Select all lines in the records that include "costs".

(Dataset items)
══════════════════════════════

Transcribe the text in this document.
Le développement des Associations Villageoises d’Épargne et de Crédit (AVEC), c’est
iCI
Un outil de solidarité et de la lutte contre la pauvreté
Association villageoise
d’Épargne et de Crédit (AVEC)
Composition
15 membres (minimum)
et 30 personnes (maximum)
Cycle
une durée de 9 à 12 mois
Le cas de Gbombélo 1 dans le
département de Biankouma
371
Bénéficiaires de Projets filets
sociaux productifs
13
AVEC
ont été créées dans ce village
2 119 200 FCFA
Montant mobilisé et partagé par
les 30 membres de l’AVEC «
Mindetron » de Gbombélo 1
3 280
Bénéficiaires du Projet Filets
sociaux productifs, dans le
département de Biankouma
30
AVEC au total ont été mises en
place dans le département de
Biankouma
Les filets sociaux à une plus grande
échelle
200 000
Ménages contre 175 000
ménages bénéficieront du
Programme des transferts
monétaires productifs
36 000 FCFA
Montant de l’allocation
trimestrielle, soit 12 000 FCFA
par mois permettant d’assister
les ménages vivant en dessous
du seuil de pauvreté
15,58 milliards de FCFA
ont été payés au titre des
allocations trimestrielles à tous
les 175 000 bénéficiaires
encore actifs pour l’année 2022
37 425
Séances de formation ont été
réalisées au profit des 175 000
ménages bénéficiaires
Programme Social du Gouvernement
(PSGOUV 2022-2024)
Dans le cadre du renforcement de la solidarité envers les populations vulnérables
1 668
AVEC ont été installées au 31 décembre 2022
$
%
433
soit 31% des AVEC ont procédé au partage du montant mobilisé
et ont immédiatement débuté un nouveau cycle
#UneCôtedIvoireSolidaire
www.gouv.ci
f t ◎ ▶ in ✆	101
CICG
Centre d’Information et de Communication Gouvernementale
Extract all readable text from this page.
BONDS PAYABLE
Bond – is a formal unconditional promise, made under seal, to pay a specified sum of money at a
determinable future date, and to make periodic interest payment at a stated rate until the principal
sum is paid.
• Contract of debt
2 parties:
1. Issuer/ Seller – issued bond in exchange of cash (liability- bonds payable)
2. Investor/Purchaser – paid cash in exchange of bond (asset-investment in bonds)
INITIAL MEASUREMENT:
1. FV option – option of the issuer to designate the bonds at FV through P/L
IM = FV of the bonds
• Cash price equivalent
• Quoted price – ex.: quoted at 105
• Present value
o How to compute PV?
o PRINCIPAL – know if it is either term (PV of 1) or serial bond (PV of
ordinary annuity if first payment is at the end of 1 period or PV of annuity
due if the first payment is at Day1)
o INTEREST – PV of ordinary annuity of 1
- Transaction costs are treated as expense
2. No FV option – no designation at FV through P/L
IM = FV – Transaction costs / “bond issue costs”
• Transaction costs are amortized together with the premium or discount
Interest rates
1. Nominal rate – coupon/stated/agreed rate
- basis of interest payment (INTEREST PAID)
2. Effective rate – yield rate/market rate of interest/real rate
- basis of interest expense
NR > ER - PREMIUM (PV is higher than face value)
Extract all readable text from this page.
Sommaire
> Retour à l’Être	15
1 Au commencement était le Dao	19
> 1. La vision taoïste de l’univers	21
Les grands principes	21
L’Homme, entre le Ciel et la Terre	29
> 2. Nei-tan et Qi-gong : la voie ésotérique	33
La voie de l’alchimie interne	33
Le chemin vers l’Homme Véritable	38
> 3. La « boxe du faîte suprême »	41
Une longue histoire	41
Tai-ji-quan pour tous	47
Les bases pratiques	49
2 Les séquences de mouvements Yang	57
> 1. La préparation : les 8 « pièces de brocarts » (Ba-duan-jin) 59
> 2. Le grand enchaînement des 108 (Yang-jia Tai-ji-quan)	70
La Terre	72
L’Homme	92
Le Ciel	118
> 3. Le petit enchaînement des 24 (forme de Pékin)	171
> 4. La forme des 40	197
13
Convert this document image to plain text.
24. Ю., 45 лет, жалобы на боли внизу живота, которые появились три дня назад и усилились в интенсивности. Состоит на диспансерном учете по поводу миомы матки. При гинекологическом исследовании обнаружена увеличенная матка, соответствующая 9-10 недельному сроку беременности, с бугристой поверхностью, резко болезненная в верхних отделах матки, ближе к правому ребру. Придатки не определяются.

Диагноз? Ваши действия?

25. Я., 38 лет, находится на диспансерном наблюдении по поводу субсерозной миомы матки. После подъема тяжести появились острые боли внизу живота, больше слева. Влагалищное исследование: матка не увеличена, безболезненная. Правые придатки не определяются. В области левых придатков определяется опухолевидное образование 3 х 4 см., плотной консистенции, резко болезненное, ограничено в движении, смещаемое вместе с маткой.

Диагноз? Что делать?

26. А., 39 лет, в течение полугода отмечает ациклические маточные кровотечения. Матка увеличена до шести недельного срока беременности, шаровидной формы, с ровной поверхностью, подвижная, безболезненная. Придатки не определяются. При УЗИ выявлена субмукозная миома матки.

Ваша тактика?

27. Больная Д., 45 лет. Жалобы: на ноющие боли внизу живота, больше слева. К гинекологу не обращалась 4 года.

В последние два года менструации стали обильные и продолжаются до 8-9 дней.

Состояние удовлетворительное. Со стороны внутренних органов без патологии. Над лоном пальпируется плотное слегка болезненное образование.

══════════════════════════════

• [Task result]:
- Transaction costs are treated as expense
IM = FV – Transaction costs / “bond issue costs”
• Transaction costs are amortized together with the premium or discount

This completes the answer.